(Records from a data source)
+ + + + + + +
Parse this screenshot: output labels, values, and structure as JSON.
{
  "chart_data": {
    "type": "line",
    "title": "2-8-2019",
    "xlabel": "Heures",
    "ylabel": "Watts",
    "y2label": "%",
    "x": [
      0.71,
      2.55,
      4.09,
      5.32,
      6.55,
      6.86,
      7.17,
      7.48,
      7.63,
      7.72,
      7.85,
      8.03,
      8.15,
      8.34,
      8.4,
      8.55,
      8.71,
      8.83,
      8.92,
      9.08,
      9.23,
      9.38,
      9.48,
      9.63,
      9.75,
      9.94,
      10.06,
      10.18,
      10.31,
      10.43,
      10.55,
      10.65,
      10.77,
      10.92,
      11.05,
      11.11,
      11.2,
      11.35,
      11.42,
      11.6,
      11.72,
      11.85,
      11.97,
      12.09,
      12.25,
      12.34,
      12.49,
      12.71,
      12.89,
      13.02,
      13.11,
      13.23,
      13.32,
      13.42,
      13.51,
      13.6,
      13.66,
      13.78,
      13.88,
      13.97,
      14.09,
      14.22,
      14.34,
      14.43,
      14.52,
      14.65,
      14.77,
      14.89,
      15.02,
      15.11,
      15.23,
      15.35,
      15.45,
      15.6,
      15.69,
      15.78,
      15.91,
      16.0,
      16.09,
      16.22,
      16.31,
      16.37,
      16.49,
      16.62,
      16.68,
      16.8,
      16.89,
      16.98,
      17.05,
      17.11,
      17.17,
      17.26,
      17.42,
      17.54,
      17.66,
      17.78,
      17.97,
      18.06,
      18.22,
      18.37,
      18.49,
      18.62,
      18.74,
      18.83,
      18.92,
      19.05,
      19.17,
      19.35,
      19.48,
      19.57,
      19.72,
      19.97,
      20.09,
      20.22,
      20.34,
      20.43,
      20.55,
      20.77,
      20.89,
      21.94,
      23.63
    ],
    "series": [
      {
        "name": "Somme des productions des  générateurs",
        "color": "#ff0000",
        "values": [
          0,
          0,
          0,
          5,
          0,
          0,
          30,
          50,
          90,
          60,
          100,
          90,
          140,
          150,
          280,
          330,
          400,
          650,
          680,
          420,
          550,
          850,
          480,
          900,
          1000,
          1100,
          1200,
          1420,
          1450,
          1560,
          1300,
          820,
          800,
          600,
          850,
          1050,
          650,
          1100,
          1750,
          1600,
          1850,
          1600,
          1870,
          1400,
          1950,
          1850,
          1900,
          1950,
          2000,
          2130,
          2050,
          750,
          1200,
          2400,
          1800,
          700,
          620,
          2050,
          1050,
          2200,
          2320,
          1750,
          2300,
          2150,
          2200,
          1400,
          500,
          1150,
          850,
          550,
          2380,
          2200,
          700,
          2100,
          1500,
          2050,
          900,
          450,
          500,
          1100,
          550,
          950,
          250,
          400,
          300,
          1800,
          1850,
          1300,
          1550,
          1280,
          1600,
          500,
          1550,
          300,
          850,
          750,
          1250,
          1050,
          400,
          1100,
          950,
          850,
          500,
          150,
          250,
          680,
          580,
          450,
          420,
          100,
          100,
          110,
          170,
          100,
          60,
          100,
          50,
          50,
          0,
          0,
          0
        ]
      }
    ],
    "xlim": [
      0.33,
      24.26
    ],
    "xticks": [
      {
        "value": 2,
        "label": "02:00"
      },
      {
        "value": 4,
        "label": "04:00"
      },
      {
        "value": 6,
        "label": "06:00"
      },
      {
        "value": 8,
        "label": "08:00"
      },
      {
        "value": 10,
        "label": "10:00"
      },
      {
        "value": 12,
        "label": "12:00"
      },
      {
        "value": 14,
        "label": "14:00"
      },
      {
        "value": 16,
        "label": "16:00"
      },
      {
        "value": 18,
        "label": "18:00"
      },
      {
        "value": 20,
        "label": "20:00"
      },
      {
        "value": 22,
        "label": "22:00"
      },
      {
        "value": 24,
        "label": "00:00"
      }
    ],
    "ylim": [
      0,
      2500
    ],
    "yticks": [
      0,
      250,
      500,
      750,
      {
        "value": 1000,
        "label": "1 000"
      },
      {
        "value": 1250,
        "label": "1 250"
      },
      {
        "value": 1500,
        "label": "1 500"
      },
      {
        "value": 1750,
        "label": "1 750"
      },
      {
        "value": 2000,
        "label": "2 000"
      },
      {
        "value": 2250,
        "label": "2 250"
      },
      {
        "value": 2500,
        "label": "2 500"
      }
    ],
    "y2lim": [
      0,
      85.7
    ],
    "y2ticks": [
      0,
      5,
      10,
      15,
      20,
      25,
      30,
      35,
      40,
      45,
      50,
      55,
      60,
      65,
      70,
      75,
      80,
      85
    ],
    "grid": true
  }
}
+ + + + + + +
▶ [The exercise]:
Show every line of the listing in which the string "values" can be found.

▶ [Response to the exercise]:
Parse this screenshot: output labels, values, and structure as JSON.
        "values": [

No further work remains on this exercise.